Stored items:
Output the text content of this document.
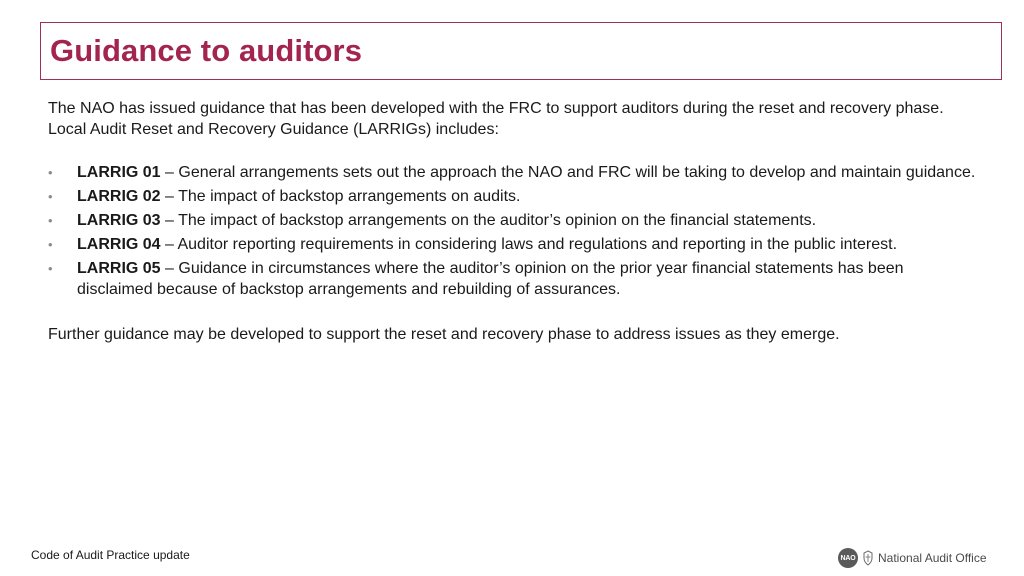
Guidance to auditors

The NAO has issued guidance that has been developed with the FRC to support auditors during the reset and recovery phase. Local Audit Reset and Recovery Guidance (LARRIGs) includes:

• LARRIG 01 – General arrangements sets out the approach the NAO and FRC will be taking to develop and maintain guidance.
• LARRIG 02 – The impact of backstop arrangements on audits.
• LARRIG 03 – The impact of backstop arrangements on the auditor’s opinion on the financial statements.
• LARRIG 04 – Auditor reporting requirements in considering laws and regulations and reporting in the public interest.
• LARRIG 05 – Guidance in circumstances where the auditor’s opinion on the prior year financial statements has been disclaimed because of backstop arrangements and rebuilding of assurances.

Further guidance may be developed to support the reset and recovery phase to address issues as they emerge.

Code of Audit Practice update	NAO National Audit Office
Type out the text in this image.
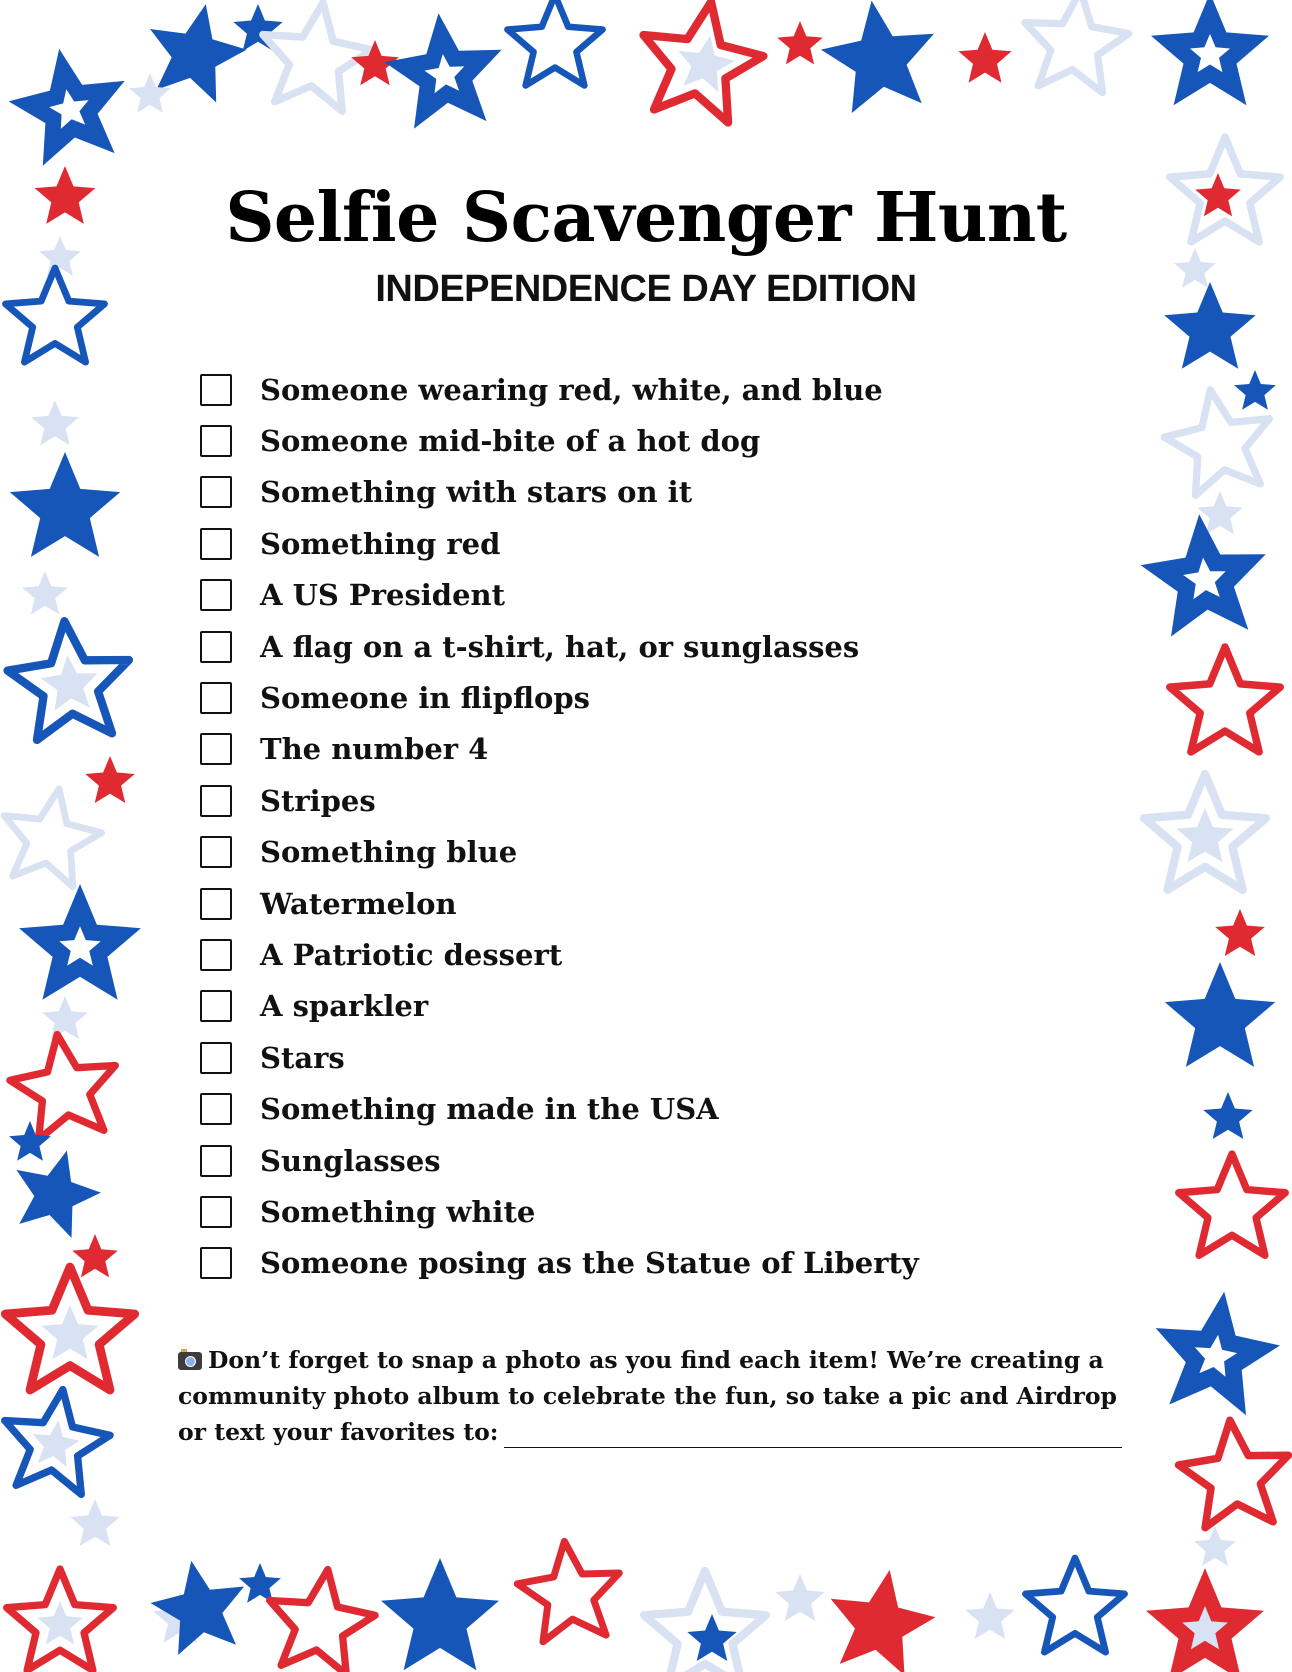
Selfie Scavenger Hunt
INDEPENDENCE DAY EDITION
Someone wearing red, white, and blue
Someone mid-bite of a hot dog
Something with stars on it
Something red
A US President
A flag on a t-shirt, hat, or sunglasses
Someone in flipflops
The number 4
Stripes
Something blue
Watermelon
A Patriotic dessert
A sparkler
Stars
Something made in the USA
Sunglasses
Something white
Someone posing as the Statue of Liberty
Don’t forget to snap a photo as you find each item! We’re creating a
community photo album to celebrate the fun, so take a pic and Airdrop
or text your favorites to:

§ Work to complete
Look through the data and gather every line with the string "recovery" in it.

§ Output
The NAO has issued guidance that has been developed with the FRC to support auditors during the reset and recovery phase. Local Audit Reset and Recovery Guidance (LARRIGs) includes:
Further guidance may be developed to support the reset and recovery phase to address issues as they emerge.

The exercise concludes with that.